___ Records for this exercise
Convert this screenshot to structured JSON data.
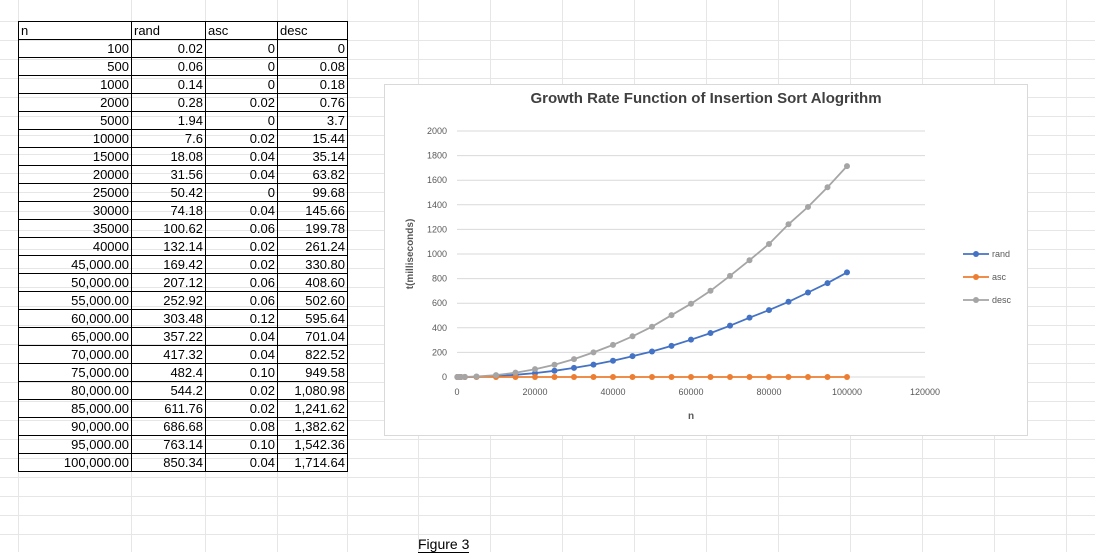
{
  "table": {
    "headers": [
      "n",
      "rand",
      "asc",
      "desc"
    ],
    "rows": [
      [
        "100",
        "0.02",
        "0",
        "0"
      ],
      [
        "500",
        "0.06",
        "0",
        "0.08"
      ],
      [
        "1000",
        "0.14",
        "0",
        "0.18"
      ],
      [
        "2000",
        "0.28",
        "0.02",
        "0.76"
      ],
      [
        "5000",
        "1.94",
        "0",
        "3.7"
      ],
      [
        "10000",
        "7.6",
        "0.02",
        "15.44"
      ],
      [
        "15000",
        "18.08",
        "0.04",
        "35.14"
      ],
      [
        "20000",
        "31.56",
        "0.04",
        "63.82"
      ],
      [
        "25000",
        "50.42",
        "0",
        "99.68"
      ],
      [
        "30000",
        "74.18",
        "0.04",
        "145.66"
      ],
      [
        "35000",
        "100.62",
        "0.06",
        "199.78"
      ],
      [
        "40000",
        "132.14",
        "0.02",
        "261.24"
      ],
      [
        "45,000.00",
        "169.42",
        "0.02",
        "330.80"
      ],
      [
        "50,000.00",
        "207.12",
        "0.06",
        "408.60"
      ],
      [
        "55,000.00",
        "252.92",
        "0.06",
        "502.60"
      ],
      [
        "60,000.00",
        "303.48",
        "0.12",
        "595.64"
      ],
      [
        "65,000.00",
        "357.22",
        "0.04",
        "701.04"
      ],
      [
        "70,000.00",
        "417.32",
        "0.04",
        "822.52"
      ],
      [
        "75,000.00",
        "482.4",
        "0.10",
        "949.58"
      ],
      [
        "80,000.00",
        "544.2",
        "0.02",
        "1,080.98"
      ],
      [
        "85,000.00",
        "611.76",
        "0.02",
        "1,241.62"
      ],
      [
        "90,000.00",
        "686.68",
        "0.08",
        "1,382.62"
      ],
      [
        "95,000.00",
        "763.14",
        "0.10",
        "1,542.36"
      ],
      [
        "100,000.00",
        "850.34",
        "0.04",
        "1,714.64"
      ]
    ]
  },
  "caption": "Figure 3",
  "chart_data": {
    "type": "scatter",
    "title": "Growth Rate Function of Insertion Sort Alogrithm",
    "xlabel": "n",
    "ylabel": "t(milliseconds)",
    "xlim": [
      0,
      120000
    ],
    "ylim": [
      0,
      2000
    ],
    "xticks": [
      "0",
      "20000",
      "40000",
      "60000",
      "80000",
      "100000",
      "120000"
    ],
    "yticks": [
      "0",
      "200",
      "400",
      "600",
      "800",
      "1000",
      "1200",
      "1400",
      "1600",
      "1800",
      "2000"
    ],
    "grid": true,
    "legend": "right",
    "x": [
      100,
      500,
      1000,
      2000,
      5000,
      10000,
      15000,
      20000,
      25000,
      30000,
      35000,
      40000,
      45000,
      50000,
      55000,
      60000,
      65000,
      70000,
      75000,
      80000,
      85000,
      90000,
      95000,
      100000
    ],
    "series": [
      {
        "name": "rand",
        "color": "#4472c4",
        "values": [
          0.02,
          0.06,
          0.14,
          0.28,
          1.94,
          7.6,
          18.08,
          31.56,
          50.42,
          74.18,
          100.62,
          132.14,
          169.42,
          207.12,
          252.92,
          303.48,
          357.22,
          417.32,
          482.4,
          544.2,
          611.76,
          686.68,
          763.14,
          850.34
        ]
      },
      {
        "name": "asc",
        "color": "#ed7d31",
        "values": [
          0,
          0,
          0,
          0.02,
          0,
          0.02,
          0.04,
          0.04,
          0,
          0.04,
          0.06,
          0.02,
          0.02,
          0.06,
          0.06,
          0.12,
          0.04,
          0.04,
          0.1,
          0.02,
          0.02,
          0.08,
          0.1,
          0.04
        ]
      },
      {
        "name": "desc",
        "color": "#a5a5a5",
        "values": [
          0,
          0.08,
          0.18,
          0.76,
          3.7,
          15.44,
          35.14,
          63.82,
          99.68,
          145.66,
          199.78,
          261.24,
          330.8,
          408.6,
          502.6,
          595.64,
          701.04,
          822.52,
          949.58,
          1080.98,
          1241.62,
          1382.62,
          1542.36,
          1714.64
        ]
      }
    ]
  }
}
______
* _Work required_: All entries are to be retyped exactly. Omit any embedded images.

* _Exercise result_:
Convert this screenshot to structured JSON data.
{
  "table": {
    "headers": [
      "n",
      "rand",
      "asc",
      "desc"
    ],
    "rows": [
      [
        "100",
        "0.02",
        "0",
        "0"
      ],
      [
        "500",
        "0.06",
        "0",
        "0.08"
      ],
      [
        "1000",
        "0.14",
        "0",
        "0.18"
      ],
      [
        "2000",
        "0.28",
        "0.02",
        "0.76"
      ],
      [
        "5000",
        "1.94",
        "0",
        "3.7"
      ],
      [
        "10000",
        "7.6",
        "0.02",
        "15.44"
      ],
      [
        "15000",
        "18.08",
        "0.04",
        "35.14"
      ],
      [
        "20000",
        "31.56",
        "0.04",
        "63.82"
      ],
      [
        "25000",
        "50.42",
        "0",
        "99.68"
      ],
      [
        "30000",
        "74.18",
        "0.04",
        "145.66"
      ],
      [
        "35000",
        "100.62",
        "0.06",
        "199.78"
      ],
      [
        "40000",
        "132.14",
        "0.02",
        "261.24"
      ],
      [
        "45,000.00",
        "169.42",
        "0.02",
        "330.80"
      ],
      [
        "50,000.00",
        "207.12",
        "0.06",
        "408.60"
      ],
      [
        "55,000.00",
        "252.92",
        "0.06",
        "502.60"
      ],
      [
        "60,000.00",
        "303.48",
        "0.12",
        "595.64"
      ],
      [
        "65,000.00",
        "357.22",
        "0.04",
        "701.04"
      ],
      [
        "70,000.00",
        "417.32",
        "0.04",
        "822.52"
      ],
      [
        "75,000.00",
        "482.4",
        "0.10",
        "949.58"
      ],
      [
        "80,000.00",
        "544.2",
        "0.02",
        "1,080.98"
      ],
      [
        "85,000.00",
        "611.76",
        "0.02",
        "1,241.62"
      ],
      [
        "90,000.00",
        "686.68",
        "0.08",
        "1,382.62"
      ],
      [
        "95,000.00",
        "763.14",
        "0.10",
        "1,542.36"
      ],
      [
        "100,000.00",
        "850.34",
        "0.04",
        "1,714.64"
      ]
    ]
  },
  "caption": "Figure 3",
  "chart_data": {
    "type": "scatter",
    "title": "Growth Rate Function of Insertion Sort Alogrithm",
    "xlabel": "n",
    "ylabel": "t(milliseconds)",
    "xlim": [
      0,
      120000
    ],
    "ylim": [
      0,
      2000
    ],
    "xticks": [
      "0",
      "20000",
      "40000",
      "60000",
      "80000",
      "100000",
      "120000"
    ],
    "yticks": [
      "0",
      "200",
      "400",
      "600",
      "800",
      "1000",
      "1200",
      "1400",
      "1600",
      "1800",
      "2000"
    ],
    "grid": true,
    "legend": "right",
    "x": [
      100,
      500,
      1000,
      2000,
      5000,
      10000,
      15000,
      20000,
      25000,
      30000,
      35000,
      40000,
      45000,
      50000,
      55000,
      60000,
      65000,
      70000,
      75000,
      80000,
      85000,
      90000,
      95000,
      100000
    ],
    "series": [
      {
        "name": "rand",
        "color": "#4472c4",
        "values": [
          0.02,
          0.06,
          0.14,
          0.28,
          1.94,
          7.6,
          18.08,
          31.56,
          50.42,
          74.18,
          100.62,
          132.14,
          169.42,
          207.12,
          252.92,
          303.48,
          357.22,
          417.32,
          482.4,
          544.2,
          611.76,
          686.68,
          763.14,
          850.34
        ]
      },
      {
        "name": "asc",
        "color": "#ed7d31",
        "values": [
          0,
          0,
          0,
          0.02,
          0,
          0.02,
          0.04,
          0.04,
          0,
          0.04,
          0.06,
          0.02,
          0.02,
          0.06,
          0.06,
          0.12,
          0.04,
          0.04,
          0.1,
          0.02,
          0.02,
          0.08,
          0.1,
          0.04
        ]
      },
      {
        "name": "desc",
        "color": "#a5a5a5",
        "values": [
          0,
          0.08,
          0.18,
          0.76,
          3.7,
          15.44,
          35.14,
          63.82,
          99.68,
          145.66,
          199.78,
          261.24,
          330.8,
          408.6,
          502.6,
          595.64,
          701.04,
          822.52,
          949.58,
          1080.98,
          1241.62,
          1382.62,
          1542.36,
          1714.64
        ]
      }
    ]
  }
}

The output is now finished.